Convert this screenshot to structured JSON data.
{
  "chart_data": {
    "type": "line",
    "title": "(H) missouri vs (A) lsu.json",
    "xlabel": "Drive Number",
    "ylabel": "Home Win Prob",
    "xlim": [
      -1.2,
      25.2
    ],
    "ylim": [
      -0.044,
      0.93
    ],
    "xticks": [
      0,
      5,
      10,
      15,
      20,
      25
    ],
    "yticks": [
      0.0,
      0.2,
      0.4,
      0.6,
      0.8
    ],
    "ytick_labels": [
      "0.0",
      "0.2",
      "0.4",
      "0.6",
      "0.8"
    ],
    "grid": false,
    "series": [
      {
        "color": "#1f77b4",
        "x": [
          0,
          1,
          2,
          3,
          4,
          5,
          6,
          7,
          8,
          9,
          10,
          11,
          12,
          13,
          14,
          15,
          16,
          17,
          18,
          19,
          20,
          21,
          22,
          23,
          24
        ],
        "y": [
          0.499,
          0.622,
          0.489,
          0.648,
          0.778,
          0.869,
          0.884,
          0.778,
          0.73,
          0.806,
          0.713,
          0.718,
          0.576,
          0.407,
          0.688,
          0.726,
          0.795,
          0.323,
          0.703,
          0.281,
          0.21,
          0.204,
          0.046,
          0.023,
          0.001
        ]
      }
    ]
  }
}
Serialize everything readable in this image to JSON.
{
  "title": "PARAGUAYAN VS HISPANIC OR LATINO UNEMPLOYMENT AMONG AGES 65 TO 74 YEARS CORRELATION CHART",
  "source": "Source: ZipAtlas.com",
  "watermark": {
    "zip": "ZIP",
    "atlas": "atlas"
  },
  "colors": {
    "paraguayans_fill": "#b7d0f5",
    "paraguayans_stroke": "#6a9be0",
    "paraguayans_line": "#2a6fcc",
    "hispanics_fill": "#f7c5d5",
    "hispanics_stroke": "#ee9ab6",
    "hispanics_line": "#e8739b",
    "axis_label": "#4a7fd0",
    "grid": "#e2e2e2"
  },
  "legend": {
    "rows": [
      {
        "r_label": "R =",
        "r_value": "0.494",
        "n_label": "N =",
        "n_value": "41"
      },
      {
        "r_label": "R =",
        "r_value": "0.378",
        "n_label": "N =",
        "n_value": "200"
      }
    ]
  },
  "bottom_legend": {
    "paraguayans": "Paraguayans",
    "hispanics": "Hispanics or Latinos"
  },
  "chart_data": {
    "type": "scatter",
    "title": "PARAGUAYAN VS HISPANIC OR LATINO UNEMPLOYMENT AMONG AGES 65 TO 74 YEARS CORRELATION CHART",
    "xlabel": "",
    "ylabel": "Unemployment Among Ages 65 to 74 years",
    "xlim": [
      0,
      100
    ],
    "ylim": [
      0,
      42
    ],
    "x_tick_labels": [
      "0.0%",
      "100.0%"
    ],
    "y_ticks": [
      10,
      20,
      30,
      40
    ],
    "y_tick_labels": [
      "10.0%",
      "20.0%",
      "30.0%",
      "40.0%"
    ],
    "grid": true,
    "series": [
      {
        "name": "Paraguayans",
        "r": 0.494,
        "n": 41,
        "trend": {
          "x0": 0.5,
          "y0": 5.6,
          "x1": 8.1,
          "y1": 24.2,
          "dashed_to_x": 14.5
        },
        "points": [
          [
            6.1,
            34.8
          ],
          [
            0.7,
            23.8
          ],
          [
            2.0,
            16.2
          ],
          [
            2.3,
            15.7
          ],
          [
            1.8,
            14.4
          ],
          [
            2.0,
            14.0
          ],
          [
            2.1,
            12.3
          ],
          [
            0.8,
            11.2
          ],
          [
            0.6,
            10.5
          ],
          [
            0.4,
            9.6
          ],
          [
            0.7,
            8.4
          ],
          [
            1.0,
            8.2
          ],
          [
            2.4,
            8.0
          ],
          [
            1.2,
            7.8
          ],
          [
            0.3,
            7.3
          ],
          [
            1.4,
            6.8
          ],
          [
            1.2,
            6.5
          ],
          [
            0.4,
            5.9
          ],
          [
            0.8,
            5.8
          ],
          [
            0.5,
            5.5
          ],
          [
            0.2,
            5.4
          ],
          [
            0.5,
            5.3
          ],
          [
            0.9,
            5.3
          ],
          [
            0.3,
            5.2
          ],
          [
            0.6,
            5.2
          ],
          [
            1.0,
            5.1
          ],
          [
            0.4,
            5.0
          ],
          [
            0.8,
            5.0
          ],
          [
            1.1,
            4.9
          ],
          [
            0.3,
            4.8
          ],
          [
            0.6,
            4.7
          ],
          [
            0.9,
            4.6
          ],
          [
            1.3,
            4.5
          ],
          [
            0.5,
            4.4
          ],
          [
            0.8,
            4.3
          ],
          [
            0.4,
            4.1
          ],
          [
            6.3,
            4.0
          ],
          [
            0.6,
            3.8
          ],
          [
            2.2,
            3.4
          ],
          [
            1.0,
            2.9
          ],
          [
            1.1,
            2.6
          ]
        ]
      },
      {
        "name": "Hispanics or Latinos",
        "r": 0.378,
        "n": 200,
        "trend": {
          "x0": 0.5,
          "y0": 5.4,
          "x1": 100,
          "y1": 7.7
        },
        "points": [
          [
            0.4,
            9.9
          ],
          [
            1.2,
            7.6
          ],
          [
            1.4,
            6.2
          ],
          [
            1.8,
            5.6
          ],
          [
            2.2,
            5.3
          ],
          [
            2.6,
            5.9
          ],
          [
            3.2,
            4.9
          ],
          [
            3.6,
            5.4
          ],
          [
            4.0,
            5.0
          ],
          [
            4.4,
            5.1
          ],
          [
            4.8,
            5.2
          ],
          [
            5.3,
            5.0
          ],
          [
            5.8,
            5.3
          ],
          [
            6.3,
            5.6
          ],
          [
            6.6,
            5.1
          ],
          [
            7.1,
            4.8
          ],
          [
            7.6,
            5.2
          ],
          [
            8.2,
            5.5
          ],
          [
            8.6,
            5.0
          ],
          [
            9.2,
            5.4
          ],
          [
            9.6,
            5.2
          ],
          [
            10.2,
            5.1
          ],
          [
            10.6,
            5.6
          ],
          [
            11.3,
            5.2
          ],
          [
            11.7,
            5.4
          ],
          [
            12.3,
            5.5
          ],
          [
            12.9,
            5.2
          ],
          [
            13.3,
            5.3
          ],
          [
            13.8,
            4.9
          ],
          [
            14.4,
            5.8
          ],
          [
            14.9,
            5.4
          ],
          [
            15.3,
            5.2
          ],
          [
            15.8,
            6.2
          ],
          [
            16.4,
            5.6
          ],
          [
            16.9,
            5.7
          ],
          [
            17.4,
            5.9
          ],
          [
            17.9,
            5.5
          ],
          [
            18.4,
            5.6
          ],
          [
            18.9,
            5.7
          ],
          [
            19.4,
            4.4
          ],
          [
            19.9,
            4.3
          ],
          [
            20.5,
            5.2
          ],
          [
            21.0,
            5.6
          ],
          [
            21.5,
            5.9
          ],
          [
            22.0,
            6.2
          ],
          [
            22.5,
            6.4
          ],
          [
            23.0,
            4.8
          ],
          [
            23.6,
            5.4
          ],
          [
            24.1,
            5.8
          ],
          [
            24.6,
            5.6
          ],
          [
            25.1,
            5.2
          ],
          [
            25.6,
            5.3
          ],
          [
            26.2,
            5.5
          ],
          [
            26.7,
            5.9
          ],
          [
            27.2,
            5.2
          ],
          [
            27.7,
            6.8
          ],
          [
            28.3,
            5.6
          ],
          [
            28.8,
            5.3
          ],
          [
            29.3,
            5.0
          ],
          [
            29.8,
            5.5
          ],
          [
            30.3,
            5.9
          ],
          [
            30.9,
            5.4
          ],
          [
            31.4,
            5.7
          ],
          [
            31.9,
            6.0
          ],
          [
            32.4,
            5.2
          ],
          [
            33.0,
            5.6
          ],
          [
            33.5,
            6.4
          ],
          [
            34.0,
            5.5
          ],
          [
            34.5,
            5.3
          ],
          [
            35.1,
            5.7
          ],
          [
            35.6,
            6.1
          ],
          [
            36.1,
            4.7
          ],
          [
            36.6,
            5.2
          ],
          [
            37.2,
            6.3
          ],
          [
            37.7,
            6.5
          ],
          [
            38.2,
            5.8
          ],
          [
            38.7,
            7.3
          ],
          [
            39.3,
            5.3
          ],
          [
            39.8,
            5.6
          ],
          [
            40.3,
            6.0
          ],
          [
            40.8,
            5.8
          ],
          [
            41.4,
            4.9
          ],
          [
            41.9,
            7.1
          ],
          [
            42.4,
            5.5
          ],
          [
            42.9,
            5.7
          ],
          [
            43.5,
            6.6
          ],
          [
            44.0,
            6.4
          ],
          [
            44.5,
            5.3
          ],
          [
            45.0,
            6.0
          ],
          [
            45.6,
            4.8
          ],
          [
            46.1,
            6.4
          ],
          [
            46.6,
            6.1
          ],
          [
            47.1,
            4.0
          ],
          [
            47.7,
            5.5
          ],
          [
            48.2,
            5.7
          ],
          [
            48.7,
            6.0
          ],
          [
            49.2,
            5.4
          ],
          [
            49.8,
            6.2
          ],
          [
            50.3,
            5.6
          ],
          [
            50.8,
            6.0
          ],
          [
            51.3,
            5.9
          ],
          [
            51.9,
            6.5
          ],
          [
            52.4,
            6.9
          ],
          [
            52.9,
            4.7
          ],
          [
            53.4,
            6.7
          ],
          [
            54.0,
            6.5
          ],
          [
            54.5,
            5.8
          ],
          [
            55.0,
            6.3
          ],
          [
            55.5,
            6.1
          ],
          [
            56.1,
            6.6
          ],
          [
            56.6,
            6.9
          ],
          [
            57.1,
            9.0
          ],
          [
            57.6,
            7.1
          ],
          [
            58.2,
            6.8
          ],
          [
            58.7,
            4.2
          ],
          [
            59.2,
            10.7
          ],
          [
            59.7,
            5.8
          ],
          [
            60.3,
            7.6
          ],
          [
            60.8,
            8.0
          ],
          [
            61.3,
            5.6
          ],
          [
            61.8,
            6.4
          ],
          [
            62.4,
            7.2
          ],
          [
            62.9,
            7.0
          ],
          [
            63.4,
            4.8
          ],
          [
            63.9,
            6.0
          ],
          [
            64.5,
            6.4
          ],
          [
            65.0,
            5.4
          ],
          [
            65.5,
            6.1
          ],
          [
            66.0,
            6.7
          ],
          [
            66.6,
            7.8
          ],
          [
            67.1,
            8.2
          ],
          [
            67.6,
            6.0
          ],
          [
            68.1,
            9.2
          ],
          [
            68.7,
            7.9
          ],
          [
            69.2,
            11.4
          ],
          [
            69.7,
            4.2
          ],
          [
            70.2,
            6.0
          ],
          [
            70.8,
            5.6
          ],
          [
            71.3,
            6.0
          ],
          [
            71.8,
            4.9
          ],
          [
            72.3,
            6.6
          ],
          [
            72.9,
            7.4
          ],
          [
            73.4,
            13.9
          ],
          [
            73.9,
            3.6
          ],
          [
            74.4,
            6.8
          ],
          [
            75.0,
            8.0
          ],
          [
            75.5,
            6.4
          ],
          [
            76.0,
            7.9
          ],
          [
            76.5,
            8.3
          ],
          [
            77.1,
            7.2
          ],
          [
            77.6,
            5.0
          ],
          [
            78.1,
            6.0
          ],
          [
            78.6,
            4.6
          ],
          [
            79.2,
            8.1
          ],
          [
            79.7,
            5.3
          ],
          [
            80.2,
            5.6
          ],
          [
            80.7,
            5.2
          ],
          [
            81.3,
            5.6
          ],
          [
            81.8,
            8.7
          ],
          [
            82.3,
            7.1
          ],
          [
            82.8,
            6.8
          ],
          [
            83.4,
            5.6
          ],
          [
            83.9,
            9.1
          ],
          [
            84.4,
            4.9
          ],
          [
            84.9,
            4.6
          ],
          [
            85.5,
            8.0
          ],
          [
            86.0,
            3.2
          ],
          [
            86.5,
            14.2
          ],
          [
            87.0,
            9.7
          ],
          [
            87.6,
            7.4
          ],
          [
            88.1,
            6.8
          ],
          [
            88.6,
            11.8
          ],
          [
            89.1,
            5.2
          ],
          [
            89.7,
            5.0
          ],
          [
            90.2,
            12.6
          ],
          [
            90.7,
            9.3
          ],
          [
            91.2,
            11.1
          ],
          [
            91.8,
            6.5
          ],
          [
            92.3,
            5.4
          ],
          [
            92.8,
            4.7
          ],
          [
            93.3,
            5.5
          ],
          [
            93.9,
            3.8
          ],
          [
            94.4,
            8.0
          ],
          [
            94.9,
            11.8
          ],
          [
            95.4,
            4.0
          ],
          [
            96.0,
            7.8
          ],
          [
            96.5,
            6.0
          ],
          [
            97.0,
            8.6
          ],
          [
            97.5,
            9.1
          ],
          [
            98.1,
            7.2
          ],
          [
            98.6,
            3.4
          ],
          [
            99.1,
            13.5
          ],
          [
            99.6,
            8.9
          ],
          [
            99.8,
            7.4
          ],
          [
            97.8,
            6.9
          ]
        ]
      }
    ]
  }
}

—————

-- TASK OBJECTIVE --
Consider the entries above and return each line with the string "CORRELATION".

-- OUTPUT OF THE TASK --
  "title": "PARAGUAYAN VS HISPANIC OR LATINO UNEMPLOYMENT AMONG AGES 65 TO 74 YEARS CORRELATION CHART",
    "title": "PARAGUAYAN VS HISPANIC OR LATINO UNEMPLOYMENT AMONG AGES 65 TO 74 YEARS CORRELATION CHART",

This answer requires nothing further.